__Materials provided__:
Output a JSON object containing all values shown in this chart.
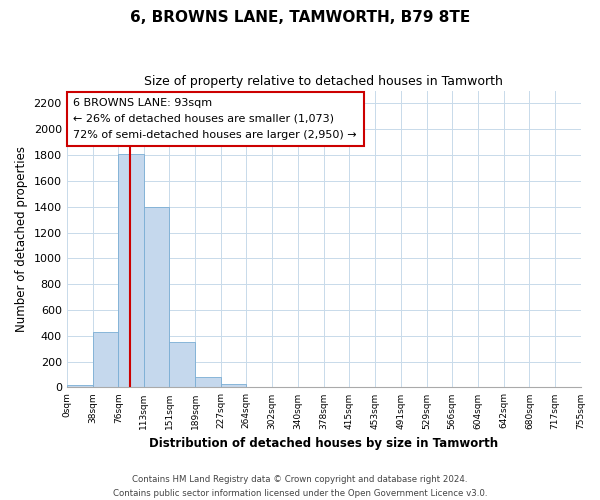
{
  "title": "6, BROWNS LANE, TAMWORTH, B79 8TE",
  "subtitle": "Size of property relative to detached houses in Tamworth",
  "xlabel": "Distribution of detached houses by size in Tamworth",
  "ylabel": "Number of detached properties",
  "bin_labels": [
    "0sqm",
    "38sqm",
    "76sqm",
    "113sqm",
    "151sqm",
    "189sqm",
    "227sqm",
    "264sqm",
    "302sqm",
    "340sqm",
    "378sqm",
    "415sqm",
    "453sqm",
    "491sqm",
    "529sqm",
    "566sqm",
    "604sqm",
    "642sqm",
    "680sqm",
    "717sqm",
    "755sqm"
  ],
  "bar_values": [
    20,
    430,
    1810,
    1400,
    350,
    80,
    25,
    5,
    0,
    0,
    0,
    0,
    0,
    0,
    0,
    0,
    0,
    0,
    0,
    0
  ],
  "bar_color": "#c5d8ed",
  "bar_edge_color": "#7aadd4",
  "vline_x": 93,
  "vline_color": "#cc0000",
  "annotation_title": "6 BROWNS LANE: 93sqm",
  "annotation_line1": "← 26% of detached houses are smaller (1,073)",
  "annotation_line2": "72% of semi-detached houses are larger (2,950) →",
  "annotation_box_color": "#ffffff",
  "annotation_box_edge": "#cc0000",
  "ylim": [
    0,
    2300
  ],
  "yticks": [
    0,
    200,
    400,
    600,
    800,
    1000,
    1200,
    1400,
    1600,
    1800,
    2000,
    2200
  ],
  "footer1": "Contains HM Land Registry data © Crown copyright and database right 2024.",
  "footer2": "Contains public sector information licensed under the Open Government Licence v3.0.",
  "bin_edges": [
    0,
    38,
    76,
    113,
    151,
    189,
    227,
    264,
    302,
    340,
    378,
    415,
    453,
    491,
    529,
    566,
    604,
    642,
    680,
    717,
    755
  ],
  "background_color": "#ffffff",
  "grid_color": "#c8daea"
}
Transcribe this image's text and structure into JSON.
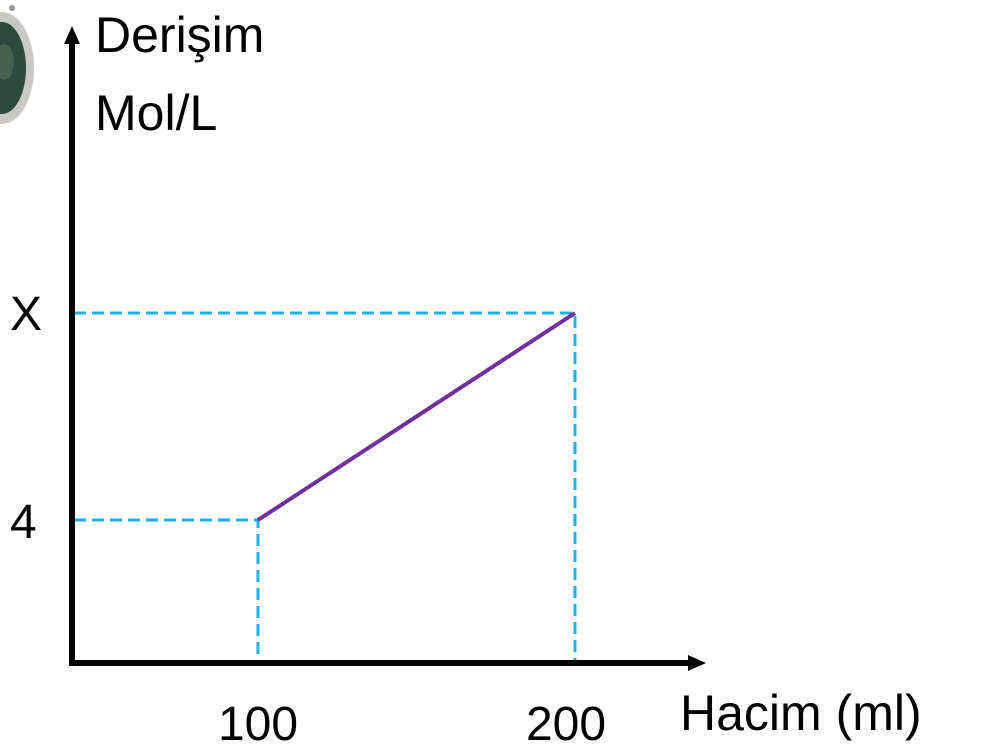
{
  "axes": {
    "y_label": [
      "Derişim",
      "Mol/L"
    ],
    "x_label": "Hacim (ml)"
  },
  "ticks": {
    "y": [
      "X",
      "4"
    ],
    "x": [
      "100",
      "200"
    ]
  }
}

__Task objective__:
Write out the entries above verbatim; the pictures do not belong in your copy.

__Output for this exercise__:
Output a JSON object containing all values shown in this chart.
{
  "title": "6, BROWNS LANE, TAMWORTH, B79 8TE",
  "subtitle": "Size of property relative to detached houses in Tamworth",
  "xlabel": "Distribution of detached houses by size in Tamworth",
  "ylabel": "Number of detached properties",
  "bin_labels": [
    "0sqm",
    "38sqm",
    "76sqm",
    "113sqm",
    "151sqm",
    "189sqm",
    "227sqm",
    "264sqm",
    "302sqm",
    "340sqm",
    "378sqm",
    "415sqm",
    "453sqm",
    "491sqm",
    "529sqm",
    "566sqm",
    "604sqm",
    "642sqm",
    "680sqm",
    "717sqm",
    "755sqm"
  ],
  "bar_values": [
    20,
    430,
    1810,
    1400,
    350,
    80,
    25,
    5,
    0,
    0,
    0,
    0,
    0,
    0,
    0,
    0,
    0,
    0,
    0,
    0
  ],
  "bar_color": "#c5d8ed",
  "bar_edge_color": "#7aadd4",
  "vline_x": 93,
  "vline_color": "#cc0000",
  "annotation_title": "6 BROWNS LANE: 93sqm",
  "annotation_line1": "← 26% of detached houses are smaller (1,073)",
  "annotation_line2": "72% of semi-detached houses are larger (2,950) →",
  "annotation_box_color": "#ffffff",
  "annotation_box_edge": "#cc0000",
  "ylim": [
    0,
    2300
  ],
  "yticks": [
    0,
    200,
    400,
    600,
    800,
    1000,
    1200,
    1400,
    1600,
    1800,
    2000,
    2200
  ],
  "footer1": "Contains HM Land Registry data © Crown copyright and database right 2024.",
  "footer2": "Contains public sector information licensed under the Open Government Licence v3.0.",
  "bin_edges": [
    0,
    38,
    76,
    113,
    151,
    189,
    227,
    264,
    302,
    340,
    378,
    415,
    453,
    491,
    529,
    566,
    604,
    642,
    680,
    717,
    755
  ],
  "background_color": "#ffffff",
  "grid_color": "#c8daea"
}
Transcribe this image's text and structure into JSON.
{
  "axes": {
    "y_label": [
      "Derişim",
      "Mol/L"
    ],
    "x_label": "Hacim (ml)"
  },
  "ticks": {
    "y": [
      "X",
      "4"
    ],
    "x": [
      "100",
      "200"
    ]
  }
}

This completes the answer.